問題:
[1] 参院選の記事で「改憲勢力には自公両党と維新」から始まる段落を、大事な事実を残して短い箇条書きにしてください。
[2] 参院選の記事に名前が出てくる政党と政治団体を、すべて書き出してください。
[3] 参院選の記事の最後の文の後に、続きを書き足してください。

本文:
--

改憲勢力3分の2割れ 自公が改選過半数、立民倍近く

2019年7月21日

 第25回参院選は21日、投開票された。安倍政権下での憲法改正に前向きな「改憲勢力」は85議席に達せず、非改選79議席と合わせて3分の2(164議席)を割り込んだ。自民、公明両党は目標とした改選過半数の63議席を上回ったが、自民党は改選議席より減らした。公明党は伸ばした。立憲民主党は倍近くに増やした。国民民主党は改選議席に届かなかった。共産党は議席を増やせず、日本維新の会は伸長。政治団体「れいわ新選組」は議席を獲得した。

 改憲勢力には自公両党と維新、改憲容認の諸派、無所属が含まれる。改憲案の国会発議には衆参両院で3分の2以上の賛成が必要。立民などの野党は、改憲勢力3分の2議席阻止を訴えてきた。

 安倍晋三首相(自民党総裁)はNHK番組で「3分の2の多数は、これから国会の憲法審査会の議論を通じて形成していきたい」と強調した。

 与党は非改選の70議席と合わせれば参院過半数の123議席を大幅に超える。2012年12月以来、6年半続く首相の政権運営が継続する。ただ自民党は改選66議席を下回り、50台後半の見込み。単独過半数も維持できなかった。野党各党は10月の消費税増税に反対したが、首相は増税の必要性を明言した。

--

資料データ:
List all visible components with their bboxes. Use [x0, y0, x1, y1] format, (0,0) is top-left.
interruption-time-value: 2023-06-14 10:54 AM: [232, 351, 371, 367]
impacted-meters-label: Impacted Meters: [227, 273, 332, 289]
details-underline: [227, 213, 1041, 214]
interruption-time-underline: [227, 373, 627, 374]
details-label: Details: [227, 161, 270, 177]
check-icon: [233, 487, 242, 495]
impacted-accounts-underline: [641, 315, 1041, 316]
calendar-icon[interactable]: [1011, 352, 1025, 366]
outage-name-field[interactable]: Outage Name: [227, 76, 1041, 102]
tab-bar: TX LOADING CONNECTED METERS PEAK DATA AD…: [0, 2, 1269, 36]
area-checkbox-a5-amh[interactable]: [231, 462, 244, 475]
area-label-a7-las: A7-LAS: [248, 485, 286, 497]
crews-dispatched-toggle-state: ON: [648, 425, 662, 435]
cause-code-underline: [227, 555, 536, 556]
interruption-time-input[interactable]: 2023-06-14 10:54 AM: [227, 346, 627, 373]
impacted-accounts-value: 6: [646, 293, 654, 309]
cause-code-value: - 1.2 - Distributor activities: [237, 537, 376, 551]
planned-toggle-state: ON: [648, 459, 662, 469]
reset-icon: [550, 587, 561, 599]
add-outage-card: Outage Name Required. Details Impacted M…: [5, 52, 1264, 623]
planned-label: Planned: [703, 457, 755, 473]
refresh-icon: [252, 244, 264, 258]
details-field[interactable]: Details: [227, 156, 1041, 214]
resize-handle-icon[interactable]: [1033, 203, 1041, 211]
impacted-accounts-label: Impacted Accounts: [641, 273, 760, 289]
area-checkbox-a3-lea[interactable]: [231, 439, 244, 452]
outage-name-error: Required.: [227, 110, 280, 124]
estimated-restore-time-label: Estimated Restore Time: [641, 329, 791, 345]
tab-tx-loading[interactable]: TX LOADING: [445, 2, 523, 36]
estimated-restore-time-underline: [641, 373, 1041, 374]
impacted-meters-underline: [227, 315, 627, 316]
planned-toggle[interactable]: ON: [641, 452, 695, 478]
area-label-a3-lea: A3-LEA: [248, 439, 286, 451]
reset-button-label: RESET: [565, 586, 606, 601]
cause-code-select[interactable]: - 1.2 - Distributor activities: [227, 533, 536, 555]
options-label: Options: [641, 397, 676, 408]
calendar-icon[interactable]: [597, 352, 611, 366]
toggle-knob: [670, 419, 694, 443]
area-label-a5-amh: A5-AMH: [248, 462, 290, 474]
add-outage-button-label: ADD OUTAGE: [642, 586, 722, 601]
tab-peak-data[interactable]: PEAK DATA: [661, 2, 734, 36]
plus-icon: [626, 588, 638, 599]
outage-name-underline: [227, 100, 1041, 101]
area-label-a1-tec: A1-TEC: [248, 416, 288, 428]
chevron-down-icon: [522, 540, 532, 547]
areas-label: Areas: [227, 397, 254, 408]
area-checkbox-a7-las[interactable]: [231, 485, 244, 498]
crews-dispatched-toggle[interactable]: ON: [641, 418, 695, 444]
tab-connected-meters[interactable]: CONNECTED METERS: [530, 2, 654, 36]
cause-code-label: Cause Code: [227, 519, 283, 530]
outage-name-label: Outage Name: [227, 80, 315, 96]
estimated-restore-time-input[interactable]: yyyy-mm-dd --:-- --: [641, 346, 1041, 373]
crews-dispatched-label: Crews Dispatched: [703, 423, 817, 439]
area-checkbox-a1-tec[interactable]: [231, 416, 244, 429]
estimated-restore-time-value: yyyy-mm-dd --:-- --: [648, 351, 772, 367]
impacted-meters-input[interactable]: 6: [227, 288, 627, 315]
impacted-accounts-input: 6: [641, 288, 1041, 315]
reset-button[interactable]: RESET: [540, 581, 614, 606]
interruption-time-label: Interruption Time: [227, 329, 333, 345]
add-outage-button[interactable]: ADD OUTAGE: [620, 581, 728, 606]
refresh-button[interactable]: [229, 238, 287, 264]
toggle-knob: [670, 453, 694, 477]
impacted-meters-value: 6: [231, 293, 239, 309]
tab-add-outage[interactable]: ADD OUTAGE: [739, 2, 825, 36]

--

解答:
[1]
・改憲勢力には、自公両党、維新、改憲容認の諸派、無所属が入る。
・改憲案を国会で発議するには、衆参両院で3分の2以上の賛成がいる。
・立民などの野党は、改憲勢力に3分の2の議席を取らせないよう訴えてきた。

[2] 自民党、公明党、立憲民主党、国民民主党、共産党、日本維新の会、れいわ新選組

[3]
 32ある改選1人区は、自民党が前回16年選挙を一つ上回る22勝だったが10選挙区で落とした。立民など野党5党派の一本化候補は東北4県や新潟、長野、大分、沖縄などで自民候補を下した。

 自民党は13の改選複数区で最低1議席を確保。広島は2人擁立したが現職が落選した。比例代表は前回の19議席に届く勢い。公明党は改選前より多い13議席に伸ばした。

 立民は複数区と比例が堅調で、改選9議席から17議席まで積み上げた。国民は比例で苦戦したが、選挙区で国民系の無所属が複数当選。共産の改選8議席維持は比例次第だ。維新は改選7から10議席まで積み増した。社民党は比例で1議席、れいわは比例で2議席獲得。政党要件を持たない諸派が比例議席を得るのは01年に非拘束名簿式を導入して以降、初めて。

 投票率(選挙区)は共同通信社の22日午前1時20分現在の推計で48・80%。前回を大幅に下回り、過去最低だった1995年の44・52%以来の低水準となる見通しだ。期日前投票は前回比で6・79%増えた。

 参院選は改選124議席(選挙区74、比例50)に計370人が立候補。比例で優先的に当選する「特定枠」が導入された。